Stored items

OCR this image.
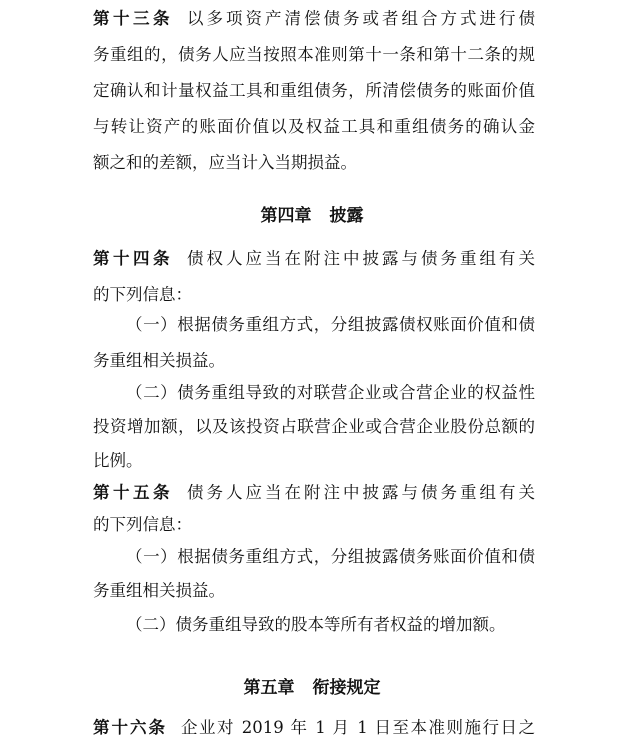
第十三条 以多项资产清偿债务或者组合方式进行债
务重组的，债务人应当按照本准则第十一条和第十二条的规
定确认和计量权益工具和重组债务，所清偿债务的账面价值
与转让资产的账面价值以及权益工具和重组债务的确认金
额之和的差额，应当计入当期损益。
第四章 披露
第十四条 债权人应当在附注中披露与债务重组有关
的下列信息：
（一）根据债务重组方式，分组披露债权账面价值和债
务重组相关损益。
（二）债务重组导致的对联营企业或合营企业的权益性
投资增加额，以及该投资占联营企业或合营企业股份总额的
比例。
第十五条 债务人应当在附注中披露与债务重组有关
的下列信息：
（一）根据债务重组方式，分组披露债务账面价值和债
务重组相关损益。
（二）债务重组导致的股本等所有者权益的增加额。
第五章 衔接规定
第十六条 企业对 2019 年 1 月 1 日至本准则施行日之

### TASK:
Copy out every line of the listing that contains the string "根据债务重组方式".

### WRITTEN ANSWER:
（一）根据债务重组方式，分组披露债权账面价值和债
（一）根据债务重组方式，分组披露债务账面价值和债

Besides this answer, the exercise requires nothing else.